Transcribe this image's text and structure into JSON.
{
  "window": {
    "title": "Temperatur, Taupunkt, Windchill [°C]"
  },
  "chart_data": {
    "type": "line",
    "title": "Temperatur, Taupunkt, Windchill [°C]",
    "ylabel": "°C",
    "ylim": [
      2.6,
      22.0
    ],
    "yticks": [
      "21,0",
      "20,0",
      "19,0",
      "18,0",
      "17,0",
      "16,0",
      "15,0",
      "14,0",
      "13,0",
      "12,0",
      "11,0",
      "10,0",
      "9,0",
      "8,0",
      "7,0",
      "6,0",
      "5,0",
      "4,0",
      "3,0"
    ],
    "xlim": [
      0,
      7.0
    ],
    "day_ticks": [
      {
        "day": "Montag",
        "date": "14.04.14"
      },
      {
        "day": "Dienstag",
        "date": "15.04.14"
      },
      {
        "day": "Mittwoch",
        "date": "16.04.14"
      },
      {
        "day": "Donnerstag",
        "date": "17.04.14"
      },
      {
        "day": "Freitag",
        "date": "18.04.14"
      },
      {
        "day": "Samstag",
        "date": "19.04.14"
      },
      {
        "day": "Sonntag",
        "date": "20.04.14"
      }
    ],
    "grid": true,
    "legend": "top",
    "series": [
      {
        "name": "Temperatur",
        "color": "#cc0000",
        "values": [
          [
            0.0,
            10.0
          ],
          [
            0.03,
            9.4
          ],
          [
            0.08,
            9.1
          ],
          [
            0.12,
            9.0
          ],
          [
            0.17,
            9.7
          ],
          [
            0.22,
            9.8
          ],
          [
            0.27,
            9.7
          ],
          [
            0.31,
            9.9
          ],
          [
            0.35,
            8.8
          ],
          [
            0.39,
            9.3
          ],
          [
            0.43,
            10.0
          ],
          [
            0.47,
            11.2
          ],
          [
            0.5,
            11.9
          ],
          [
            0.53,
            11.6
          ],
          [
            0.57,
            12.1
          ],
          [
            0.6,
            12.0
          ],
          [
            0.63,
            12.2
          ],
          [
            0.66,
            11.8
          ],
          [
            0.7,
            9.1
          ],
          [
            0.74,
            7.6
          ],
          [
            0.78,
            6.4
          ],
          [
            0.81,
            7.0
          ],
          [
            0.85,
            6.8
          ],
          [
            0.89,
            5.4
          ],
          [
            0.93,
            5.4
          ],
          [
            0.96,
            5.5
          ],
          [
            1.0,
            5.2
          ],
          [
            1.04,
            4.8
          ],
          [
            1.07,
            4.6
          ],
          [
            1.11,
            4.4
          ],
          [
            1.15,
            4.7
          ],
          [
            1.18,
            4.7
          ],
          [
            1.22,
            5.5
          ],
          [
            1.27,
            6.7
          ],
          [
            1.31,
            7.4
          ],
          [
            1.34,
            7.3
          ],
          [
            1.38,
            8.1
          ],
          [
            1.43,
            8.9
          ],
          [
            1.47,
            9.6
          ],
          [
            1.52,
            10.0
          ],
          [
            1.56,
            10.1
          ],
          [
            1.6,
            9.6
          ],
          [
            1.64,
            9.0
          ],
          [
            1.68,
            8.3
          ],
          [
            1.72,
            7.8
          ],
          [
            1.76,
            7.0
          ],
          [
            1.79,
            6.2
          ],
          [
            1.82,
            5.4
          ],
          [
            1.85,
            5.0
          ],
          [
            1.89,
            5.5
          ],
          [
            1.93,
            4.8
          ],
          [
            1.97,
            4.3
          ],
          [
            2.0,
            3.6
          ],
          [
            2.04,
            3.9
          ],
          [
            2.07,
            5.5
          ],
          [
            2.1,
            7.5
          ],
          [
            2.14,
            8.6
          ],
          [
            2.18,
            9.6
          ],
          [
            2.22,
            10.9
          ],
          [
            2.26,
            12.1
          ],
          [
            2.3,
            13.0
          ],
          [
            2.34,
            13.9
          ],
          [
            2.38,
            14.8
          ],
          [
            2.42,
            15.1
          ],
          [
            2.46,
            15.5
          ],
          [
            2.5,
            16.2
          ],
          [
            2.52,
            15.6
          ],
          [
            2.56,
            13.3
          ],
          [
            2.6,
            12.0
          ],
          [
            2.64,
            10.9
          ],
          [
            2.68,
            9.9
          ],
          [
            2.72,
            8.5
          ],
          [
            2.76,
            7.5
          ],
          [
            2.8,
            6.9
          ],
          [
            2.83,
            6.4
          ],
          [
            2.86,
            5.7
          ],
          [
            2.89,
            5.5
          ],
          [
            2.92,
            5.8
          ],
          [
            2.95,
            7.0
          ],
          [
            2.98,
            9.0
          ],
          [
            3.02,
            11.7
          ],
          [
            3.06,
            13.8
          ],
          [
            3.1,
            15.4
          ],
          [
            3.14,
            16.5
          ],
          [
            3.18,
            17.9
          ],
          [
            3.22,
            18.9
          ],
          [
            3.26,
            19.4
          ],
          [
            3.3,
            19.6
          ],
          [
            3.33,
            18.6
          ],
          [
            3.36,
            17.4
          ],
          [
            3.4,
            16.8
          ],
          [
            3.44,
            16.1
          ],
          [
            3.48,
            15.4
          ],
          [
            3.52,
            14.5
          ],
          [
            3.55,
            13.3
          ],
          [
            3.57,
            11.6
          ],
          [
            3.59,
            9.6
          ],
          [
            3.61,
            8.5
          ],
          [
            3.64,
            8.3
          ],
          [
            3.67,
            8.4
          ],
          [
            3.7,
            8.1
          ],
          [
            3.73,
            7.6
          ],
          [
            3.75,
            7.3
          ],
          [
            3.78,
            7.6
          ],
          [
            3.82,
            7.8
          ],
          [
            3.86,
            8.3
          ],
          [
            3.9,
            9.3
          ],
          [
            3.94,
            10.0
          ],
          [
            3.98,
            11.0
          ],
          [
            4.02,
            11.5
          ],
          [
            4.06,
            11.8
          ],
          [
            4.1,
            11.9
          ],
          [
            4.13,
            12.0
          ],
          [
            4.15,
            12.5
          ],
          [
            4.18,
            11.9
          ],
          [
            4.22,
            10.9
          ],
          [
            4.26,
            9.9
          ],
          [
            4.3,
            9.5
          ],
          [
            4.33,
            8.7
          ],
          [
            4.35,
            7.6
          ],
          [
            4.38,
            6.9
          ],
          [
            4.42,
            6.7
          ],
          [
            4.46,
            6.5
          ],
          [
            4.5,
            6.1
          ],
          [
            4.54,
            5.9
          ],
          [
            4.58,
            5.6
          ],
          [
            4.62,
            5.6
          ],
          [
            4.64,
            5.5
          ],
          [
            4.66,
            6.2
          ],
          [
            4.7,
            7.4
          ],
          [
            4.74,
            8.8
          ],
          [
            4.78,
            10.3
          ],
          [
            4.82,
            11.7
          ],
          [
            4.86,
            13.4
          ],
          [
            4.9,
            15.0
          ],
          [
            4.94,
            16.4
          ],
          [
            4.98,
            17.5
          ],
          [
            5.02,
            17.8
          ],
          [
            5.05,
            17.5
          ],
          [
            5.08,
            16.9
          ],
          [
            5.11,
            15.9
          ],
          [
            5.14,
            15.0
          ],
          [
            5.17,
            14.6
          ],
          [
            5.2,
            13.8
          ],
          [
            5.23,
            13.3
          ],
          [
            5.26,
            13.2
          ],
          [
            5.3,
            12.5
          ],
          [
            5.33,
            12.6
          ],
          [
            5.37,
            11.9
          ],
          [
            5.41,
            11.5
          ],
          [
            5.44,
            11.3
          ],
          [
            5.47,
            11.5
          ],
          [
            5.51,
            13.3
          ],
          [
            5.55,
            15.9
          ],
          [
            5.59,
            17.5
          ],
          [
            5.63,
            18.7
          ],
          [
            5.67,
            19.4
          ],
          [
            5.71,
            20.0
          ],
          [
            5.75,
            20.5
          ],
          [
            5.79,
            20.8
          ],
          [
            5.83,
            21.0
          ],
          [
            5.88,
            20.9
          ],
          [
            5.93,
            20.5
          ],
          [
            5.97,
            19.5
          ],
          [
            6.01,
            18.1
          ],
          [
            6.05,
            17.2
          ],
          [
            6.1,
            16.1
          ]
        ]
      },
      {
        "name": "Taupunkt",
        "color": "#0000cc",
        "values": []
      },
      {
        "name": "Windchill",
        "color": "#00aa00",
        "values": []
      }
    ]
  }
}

> TASK DESCRIPTION: Note how many lines in the material hold the word "Windchill", and give that number with nothing added.

> TASK OUTPUT: 3